Count every line of the material that holds the string "dissipation". Respond with the total only.

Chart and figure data
────

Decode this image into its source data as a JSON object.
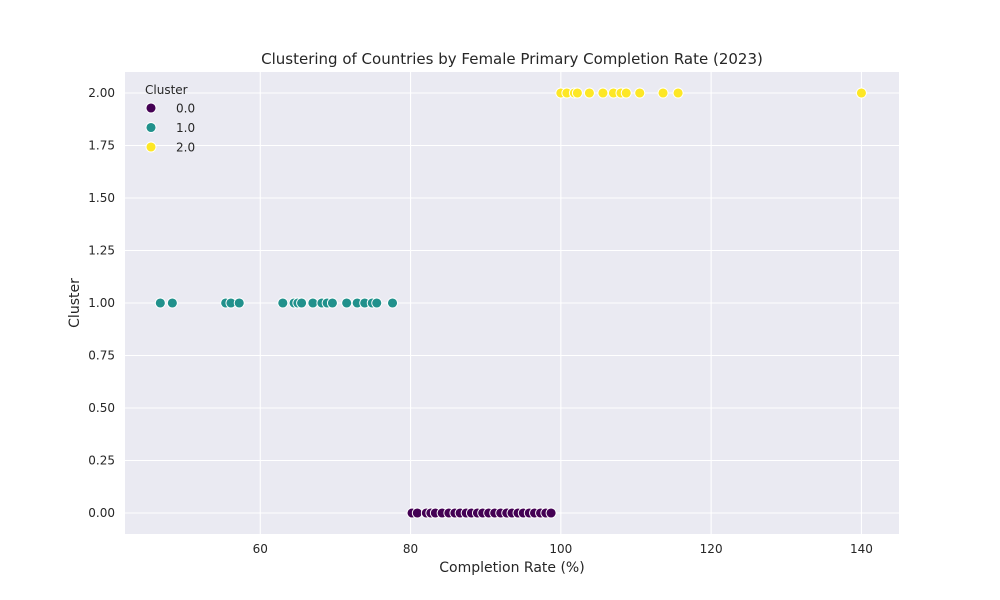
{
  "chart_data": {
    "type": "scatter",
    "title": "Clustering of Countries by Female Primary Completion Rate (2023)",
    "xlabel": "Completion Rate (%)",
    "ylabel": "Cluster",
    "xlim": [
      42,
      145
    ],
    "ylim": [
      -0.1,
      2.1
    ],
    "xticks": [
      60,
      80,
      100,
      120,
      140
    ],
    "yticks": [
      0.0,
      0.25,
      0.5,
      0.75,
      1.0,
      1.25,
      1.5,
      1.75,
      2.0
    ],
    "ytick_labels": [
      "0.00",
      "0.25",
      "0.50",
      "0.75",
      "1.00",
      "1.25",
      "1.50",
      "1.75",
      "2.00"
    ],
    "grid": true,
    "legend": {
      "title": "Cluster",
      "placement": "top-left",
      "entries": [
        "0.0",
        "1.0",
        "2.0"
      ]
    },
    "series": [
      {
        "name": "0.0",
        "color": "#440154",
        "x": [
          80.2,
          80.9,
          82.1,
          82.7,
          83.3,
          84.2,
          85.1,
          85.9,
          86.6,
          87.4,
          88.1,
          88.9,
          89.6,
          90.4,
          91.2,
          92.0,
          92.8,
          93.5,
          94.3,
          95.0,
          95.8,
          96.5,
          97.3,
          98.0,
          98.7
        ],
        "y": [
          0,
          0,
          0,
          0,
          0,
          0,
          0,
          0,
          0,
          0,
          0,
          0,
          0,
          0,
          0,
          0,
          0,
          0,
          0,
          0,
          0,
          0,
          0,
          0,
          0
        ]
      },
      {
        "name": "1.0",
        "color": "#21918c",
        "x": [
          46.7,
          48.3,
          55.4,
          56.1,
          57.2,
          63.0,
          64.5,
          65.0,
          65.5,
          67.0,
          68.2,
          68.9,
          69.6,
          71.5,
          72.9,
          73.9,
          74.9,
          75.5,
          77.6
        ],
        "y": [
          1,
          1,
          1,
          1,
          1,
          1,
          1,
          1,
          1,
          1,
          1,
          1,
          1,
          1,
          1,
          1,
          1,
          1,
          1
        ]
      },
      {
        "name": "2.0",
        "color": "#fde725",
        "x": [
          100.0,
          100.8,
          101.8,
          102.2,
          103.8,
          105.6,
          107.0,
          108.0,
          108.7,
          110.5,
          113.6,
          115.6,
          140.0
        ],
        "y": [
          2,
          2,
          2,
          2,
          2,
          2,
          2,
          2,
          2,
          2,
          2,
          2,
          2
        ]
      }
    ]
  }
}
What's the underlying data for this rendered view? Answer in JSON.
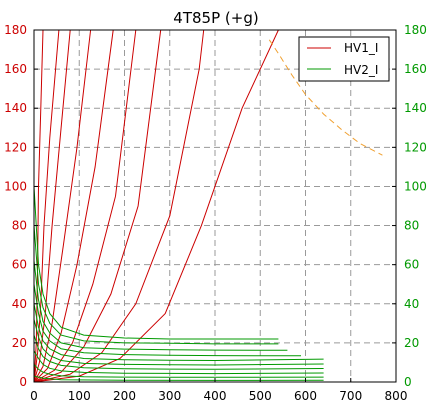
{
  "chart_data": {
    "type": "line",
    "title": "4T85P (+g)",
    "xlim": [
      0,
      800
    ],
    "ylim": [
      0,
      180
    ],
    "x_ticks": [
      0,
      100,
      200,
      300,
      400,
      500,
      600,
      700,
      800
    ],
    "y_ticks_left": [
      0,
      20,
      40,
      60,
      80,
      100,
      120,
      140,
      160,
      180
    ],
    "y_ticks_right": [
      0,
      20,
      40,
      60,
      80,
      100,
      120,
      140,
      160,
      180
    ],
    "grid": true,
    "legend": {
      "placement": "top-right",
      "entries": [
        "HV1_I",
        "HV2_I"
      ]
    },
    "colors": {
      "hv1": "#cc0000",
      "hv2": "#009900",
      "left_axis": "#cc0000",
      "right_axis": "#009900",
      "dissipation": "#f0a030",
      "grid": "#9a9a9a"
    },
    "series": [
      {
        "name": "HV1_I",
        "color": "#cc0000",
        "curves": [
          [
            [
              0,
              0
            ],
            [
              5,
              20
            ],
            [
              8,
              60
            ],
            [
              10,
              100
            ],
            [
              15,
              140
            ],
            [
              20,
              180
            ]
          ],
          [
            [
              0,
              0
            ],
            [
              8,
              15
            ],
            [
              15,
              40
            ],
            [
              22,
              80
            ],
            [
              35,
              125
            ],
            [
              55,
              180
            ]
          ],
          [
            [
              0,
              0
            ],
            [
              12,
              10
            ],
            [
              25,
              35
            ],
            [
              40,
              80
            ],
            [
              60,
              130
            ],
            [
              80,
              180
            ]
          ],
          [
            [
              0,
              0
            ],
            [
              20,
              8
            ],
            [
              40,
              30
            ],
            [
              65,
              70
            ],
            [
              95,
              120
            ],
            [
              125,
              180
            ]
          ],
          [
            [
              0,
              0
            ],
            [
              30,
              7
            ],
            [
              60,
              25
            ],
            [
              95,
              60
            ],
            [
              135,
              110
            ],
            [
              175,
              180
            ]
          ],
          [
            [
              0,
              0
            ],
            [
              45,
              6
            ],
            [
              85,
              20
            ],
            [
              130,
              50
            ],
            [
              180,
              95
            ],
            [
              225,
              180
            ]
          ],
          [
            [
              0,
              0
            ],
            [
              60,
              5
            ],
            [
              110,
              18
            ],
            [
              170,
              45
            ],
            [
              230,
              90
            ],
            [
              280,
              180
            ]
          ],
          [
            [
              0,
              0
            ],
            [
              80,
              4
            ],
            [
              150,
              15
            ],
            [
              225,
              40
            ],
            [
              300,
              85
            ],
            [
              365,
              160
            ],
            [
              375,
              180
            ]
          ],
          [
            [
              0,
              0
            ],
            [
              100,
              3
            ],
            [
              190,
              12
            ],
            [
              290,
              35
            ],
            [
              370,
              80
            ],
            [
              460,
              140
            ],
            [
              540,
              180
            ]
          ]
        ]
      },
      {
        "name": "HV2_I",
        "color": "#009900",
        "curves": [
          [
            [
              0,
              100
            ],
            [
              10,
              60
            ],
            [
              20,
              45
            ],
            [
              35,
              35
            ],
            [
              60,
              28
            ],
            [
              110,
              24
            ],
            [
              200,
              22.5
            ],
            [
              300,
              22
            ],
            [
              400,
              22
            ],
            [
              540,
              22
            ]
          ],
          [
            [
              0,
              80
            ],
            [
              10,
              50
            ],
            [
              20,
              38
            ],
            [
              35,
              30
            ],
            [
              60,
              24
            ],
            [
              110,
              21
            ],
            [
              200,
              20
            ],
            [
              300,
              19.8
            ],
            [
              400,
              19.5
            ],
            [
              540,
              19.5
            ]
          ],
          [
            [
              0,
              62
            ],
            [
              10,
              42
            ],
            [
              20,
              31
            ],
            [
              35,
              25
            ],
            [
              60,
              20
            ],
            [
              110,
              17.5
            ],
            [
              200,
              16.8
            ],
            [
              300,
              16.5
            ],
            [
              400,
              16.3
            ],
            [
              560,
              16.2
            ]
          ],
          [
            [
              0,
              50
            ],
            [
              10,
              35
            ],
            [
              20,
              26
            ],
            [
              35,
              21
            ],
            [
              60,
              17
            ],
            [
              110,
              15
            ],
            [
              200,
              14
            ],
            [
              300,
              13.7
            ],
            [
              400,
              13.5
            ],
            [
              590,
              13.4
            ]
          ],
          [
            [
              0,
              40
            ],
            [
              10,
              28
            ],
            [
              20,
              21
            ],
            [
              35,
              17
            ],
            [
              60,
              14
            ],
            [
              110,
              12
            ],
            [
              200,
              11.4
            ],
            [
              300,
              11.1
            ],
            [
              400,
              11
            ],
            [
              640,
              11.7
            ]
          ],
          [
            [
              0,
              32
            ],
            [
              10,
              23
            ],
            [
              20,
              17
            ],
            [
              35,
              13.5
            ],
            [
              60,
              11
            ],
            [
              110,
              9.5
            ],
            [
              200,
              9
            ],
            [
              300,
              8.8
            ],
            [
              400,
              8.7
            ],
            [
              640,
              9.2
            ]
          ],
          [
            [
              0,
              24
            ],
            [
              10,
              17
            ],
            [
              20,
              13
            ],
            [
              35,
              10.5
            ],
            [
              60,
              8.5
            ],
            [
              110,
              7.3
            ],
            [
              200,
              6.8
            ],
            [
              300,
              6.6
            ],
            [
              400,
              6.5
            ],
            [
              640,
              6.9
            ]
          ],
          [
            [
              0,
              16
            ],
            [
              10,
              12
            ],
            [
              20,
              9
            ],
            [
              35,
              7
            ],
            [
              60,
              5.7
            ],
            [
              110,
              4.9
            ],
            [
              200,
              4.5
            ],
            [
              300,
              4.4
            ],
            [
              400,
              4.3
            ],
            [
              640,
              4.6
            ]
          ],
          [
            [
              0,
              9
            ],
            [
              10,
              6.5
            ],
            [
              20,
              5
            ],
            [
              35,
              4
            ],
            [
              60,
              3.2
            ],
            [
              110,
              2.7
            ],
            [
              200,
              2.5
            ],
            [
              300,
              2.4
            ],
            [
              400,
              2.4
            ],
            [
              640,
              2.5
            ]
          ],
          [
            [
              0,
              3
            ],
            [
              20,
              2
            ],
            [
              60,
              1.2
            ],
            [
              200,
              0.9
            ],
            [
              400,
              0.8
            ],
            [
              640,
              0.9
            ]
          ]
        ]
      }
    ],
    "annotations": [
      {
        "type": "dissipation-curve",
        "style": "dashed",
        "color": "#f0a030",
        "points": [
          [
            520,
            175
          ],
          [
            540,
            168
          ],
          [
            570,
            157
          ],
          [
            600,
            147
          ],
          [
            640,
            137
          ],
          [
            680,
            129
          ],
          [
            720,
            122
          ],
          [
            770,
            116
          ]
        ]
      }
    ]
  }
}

────

SOLVED EXERCISE
2